Instructions to follow: Which lines in the material below contain the word "flag"? Copy each of them.

Record extracts:
----------------
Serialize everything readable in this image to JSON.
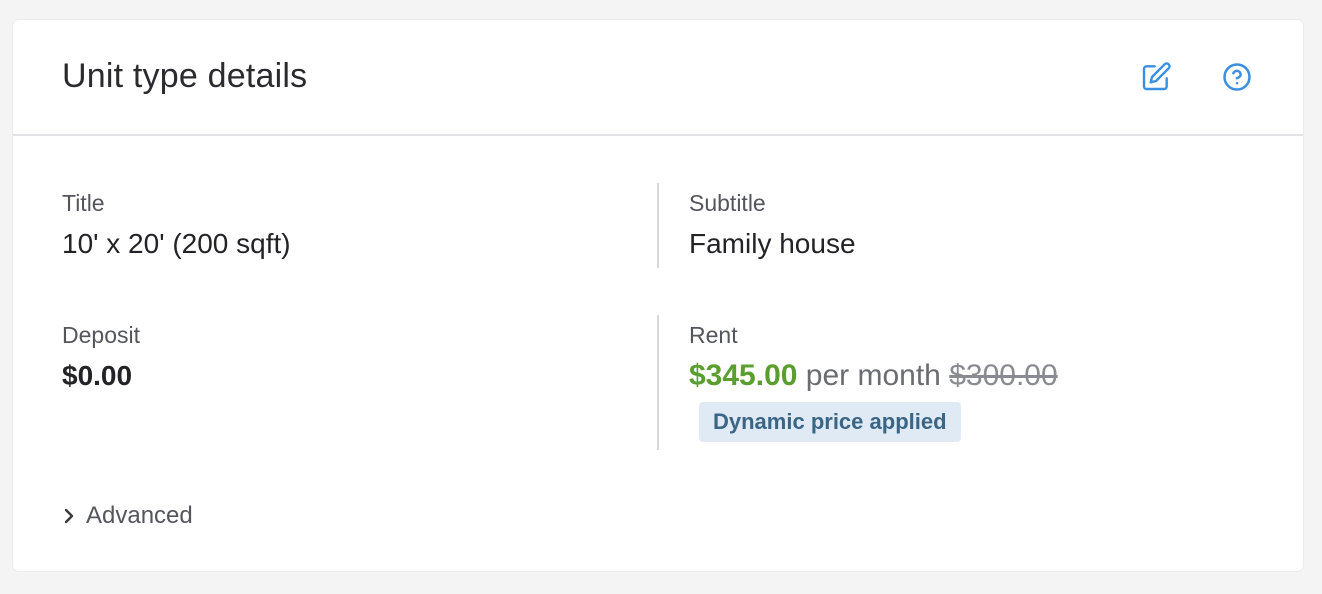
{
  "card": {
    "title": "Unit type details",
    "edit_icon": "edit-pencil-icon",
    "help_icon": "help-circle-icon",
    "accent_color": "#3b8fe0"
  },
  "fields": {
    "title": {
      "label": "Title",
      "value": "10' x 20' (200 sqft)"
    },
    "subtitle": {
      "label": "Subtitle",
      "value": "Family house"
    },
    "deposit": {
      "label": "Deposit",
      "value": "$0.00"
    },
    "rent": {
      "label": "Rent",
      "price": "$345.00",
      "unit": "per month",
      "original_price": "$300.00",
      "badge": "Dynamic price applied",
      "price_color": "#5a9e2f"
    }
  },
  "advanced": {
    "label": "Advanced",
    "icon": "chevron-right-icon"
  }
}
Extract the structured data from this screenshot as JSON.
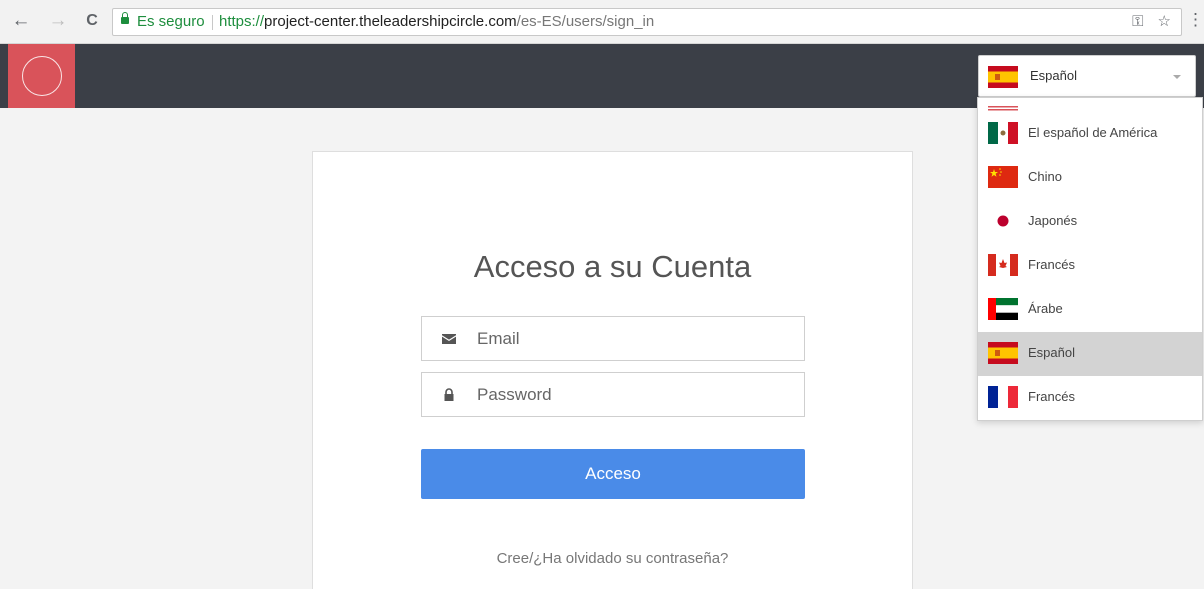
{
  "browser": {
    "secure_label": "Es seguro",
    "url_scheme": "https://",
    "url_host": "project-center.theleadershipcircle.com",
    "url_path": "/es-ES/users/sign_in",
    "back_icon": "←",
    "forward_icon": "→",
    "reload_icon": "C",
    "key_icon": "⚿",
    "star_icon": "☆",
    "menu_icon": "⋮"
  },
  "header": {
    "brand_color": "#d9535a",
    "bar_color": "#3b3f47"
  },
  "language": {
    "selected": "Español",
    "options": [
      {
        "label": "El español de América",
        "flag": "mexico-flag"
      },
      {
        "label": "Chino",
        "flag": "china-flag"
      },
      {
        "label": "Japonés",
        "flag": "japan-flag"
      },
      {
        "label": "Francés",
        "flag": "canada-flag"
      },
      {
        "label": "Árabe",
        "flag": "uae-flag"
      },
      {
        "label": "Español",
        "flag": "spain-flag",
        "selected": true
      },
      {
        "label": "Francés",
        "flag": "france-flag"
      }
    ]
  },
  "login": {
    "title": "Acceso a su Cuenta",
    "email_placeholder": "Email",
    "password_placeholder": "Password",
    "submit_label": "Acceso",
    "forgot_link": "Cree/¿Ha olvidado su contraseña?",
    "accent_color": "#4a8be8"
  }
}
----------------
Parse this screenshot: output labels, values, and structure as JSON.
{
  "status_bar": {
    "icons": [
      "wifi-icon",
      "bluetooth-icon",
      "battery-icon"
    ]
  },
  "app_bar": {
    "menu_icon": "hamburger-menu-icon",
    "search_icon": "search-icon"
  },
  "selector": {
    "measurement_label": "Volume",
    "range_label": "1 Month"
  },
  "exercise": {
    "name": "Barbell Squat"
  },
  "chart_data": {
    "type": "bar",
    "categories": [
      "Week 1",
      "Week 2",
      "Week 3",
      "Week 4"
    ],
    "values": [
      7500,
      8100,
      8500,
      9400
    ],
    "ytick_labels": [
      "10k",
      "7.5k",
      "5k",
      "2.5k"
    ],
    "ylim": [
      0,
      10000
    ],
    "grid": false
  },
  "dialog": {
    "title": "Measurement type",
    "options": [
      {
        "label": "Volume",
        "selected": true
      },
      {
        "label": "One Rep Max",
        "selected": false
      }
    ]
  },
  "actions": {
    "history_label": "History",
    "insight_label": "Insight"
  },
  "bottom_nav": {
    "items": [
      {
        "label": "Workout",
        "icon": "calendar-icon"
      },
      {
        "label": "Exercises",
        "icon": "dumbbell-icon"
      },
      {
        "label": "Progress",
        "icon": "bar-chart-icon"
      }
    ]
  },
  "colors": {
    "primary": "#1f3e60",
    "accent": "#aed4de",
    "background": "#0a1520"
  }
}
----------------
Result of the exercise:
        "flag": "mexico-flag"
        "flag": "china-flag"
        "flag": "japan-flag"
        "flag": "canada-flag"
        "flag": "uae-flag"
        "flag": "spain-flag",
        "flag": "france-flag"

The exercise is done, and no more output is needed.